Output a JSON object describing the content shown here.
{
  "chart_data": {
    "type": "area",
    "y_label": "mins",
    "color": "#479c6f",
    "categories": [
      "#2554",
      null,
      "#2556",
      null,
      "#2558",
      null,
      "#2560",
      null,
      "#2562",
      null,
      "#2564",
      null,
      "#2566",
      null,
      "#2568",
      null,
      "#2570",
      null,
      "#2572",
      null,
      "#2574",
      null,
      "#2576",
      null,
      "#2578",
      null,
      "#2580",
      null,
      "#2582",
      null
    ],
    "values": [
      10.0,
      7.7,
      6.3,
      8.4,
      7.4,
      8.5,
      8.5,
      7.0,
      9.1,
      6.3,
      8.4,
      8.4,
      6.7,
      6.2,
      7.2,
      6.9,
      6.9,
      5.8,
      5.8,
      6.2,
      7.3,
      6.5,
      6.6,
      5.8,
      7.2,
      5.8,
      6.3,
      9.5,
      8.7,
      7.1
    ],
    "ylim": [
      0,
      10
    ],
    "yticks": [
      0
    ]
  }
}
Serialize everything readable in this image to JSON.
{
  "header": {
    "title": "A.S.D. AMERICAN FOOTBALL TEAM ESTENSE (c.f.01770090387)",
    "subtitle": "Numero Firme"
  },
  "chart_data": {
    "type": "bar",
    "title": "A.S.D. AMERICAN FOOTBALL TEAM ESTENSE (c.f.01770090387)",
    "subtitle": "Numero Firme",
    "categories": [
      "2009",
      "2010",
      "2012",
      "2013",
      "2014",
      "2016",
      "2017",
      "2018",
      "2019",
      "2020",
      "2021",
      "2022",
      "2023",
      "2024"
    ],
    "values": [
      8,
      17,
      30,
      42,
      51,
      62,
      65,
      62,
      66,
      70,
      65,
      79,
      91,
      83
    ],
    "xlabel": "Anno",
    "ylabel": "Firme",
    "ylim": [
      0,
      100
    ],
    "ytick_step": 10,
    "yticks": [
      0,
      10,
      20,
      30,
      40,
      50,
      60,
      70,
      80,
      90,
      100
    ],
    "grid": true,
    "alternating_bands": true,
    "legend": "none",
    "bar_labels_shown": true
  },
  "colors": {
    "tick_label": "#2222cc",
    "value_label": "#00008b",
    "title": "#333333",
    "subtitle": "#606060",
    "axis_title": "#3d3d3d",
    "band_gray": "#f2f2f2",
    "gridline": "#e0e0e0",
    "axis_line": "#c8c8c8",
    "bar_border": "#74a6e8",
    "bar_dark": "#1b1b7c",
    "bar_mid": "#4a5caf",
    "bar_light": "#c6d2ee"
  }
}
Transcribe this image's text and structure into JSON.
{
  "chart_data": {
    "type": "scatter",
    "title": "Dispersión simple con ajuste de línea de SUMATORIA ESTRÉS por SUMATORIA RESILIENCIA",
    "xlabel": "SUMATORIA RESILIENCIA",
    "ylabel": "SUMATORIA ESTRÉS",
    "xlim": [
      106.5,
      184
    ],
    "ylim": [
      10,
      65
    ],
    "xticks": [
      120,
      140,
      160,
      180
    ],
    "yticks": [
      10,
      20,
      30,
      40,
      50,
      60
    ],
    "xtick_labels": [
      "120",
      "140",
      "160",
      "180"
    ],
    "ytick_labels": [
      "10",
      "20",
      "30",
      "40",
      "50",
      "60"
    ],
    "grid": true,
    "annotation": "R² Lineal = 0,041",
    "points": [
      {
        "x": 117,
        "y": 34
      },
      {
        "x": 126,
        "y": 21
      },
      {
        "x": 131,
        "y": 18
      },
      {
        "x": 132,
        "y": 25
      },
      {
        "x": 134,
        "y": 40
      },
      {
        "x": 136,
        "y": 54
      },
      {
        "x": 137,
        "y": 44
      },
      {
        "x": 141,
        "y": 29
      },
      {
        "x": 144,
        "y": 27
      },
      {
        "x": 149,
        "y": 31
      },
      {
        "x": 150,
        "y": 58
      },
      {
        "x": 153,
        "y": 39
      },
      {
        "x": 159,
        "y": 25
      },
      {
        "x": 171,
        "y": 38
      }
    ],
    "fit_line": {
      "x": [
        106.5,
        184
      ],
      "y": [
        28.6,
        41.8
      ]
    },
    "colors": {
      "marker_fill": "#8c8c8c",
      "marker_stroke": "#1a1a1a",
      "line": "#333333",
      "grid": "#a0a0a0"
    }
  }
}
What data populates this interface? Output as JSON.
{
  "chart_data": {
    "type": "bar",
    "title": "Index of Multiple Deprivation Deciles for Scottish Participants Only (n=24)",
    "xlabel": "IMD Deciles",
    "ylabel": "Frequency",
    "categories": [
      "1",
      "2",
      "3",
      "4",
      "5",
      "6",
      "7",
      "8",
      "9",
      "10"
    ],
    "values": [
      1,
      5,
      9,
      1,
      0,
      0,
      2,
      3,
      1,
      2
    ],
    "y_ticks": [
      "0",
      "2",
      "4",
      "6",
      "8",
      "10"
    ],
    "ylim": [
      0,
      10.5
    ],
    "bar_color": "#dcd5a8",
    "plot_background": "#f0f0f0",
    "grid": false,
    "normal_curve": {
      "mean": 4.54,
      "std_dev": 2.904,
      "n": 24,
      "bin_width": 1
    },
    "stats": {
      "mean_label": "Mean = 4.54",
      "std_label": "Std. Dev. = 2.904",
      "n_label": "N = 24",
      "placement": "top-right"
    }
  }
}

_TASK DESCRIPTION_: For this exercise, gather every line of the data that contains the word "type".

_EXERCISE RESPONSE_:
    "type": "area",
    "type": "bar",
    "type": "scatter",
    "type": "bar",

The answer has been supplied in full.